Exercise objective> Copy every line of the records below where the word "this" occurs.

━━━ Records ━━━

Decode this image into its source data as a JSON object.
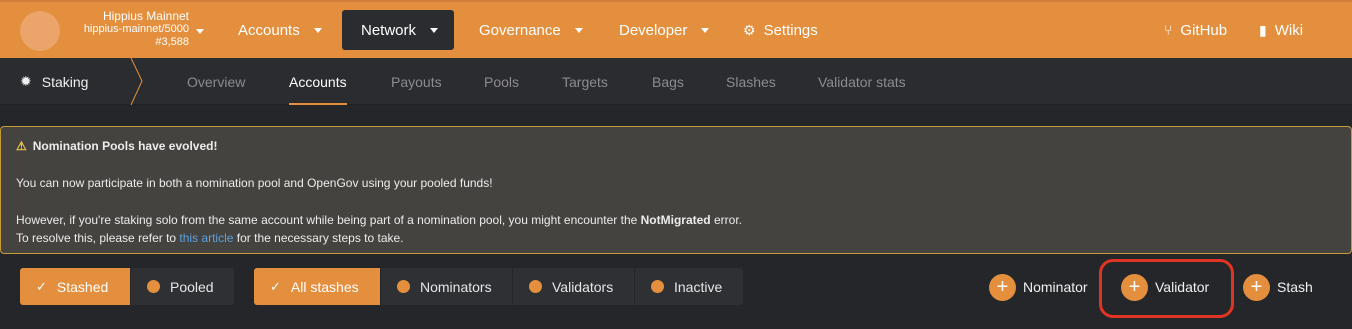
{
  "topbar": {
    "chain_name": "Hippius Mainnet",
    "chain_endpoint": "hippius-mainnet/5000",
    "chain_block": "#3,588",
    "nav": [
      {
        "label": "Accounts"
      },
      {
        "label": "Network"
      },
      {
        "label": "Governance"
      },
      {
        "label": "Developer"
      },
      {
        "label": "Settings"
      }
    ],
    "links": [
      {
        "label": "GitHub"
      },
      {
        "label": "Wiki"
      }
    ]
  },
  "subnav": {
    "section": "Staking",
    "tabs": [
      "Overview",
      "Accounts",
      "Payouts",
      "Pools",
      "Targets",
      "Bags",
      "Slashes",
      "Validator stats"
    ],
    "active_tab": "Accounts"
  },
  "notice": {
    "title": "Nomination Pools have evolved!",
    "line1": "You can now participate in both a nomination pool and OpenGov using your pooled funds!",
    "line2_pre": "However, if you're staking solo from the same account while being part of a nomination pool, you might encounter the ",
    "line2_bold": "NotMigrated",
    "line2_post": " error.",
    "line3_pre": "To resolve this, please refer to ",
    "line3_link": "this article",
    "line3_post": " for the necessary steps to take."
  },
  "filters": {
    "group1": [
      "Stashed",
      "Pooled"
    ],
    "group2": [
      "All stashes",
      "Nominators",
      "Validators",
      "Inactive"
    ]
  },
  "actions": {
    "nominator": "Nominator",
    "validator": "Validator",
    "stash": "Stash"
  }
}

━━━

Written solution>
Decode this image into its source data as a JSON object.
    "line3_pre": "To resolve this, please refer to ",
    "line3_link": "this article",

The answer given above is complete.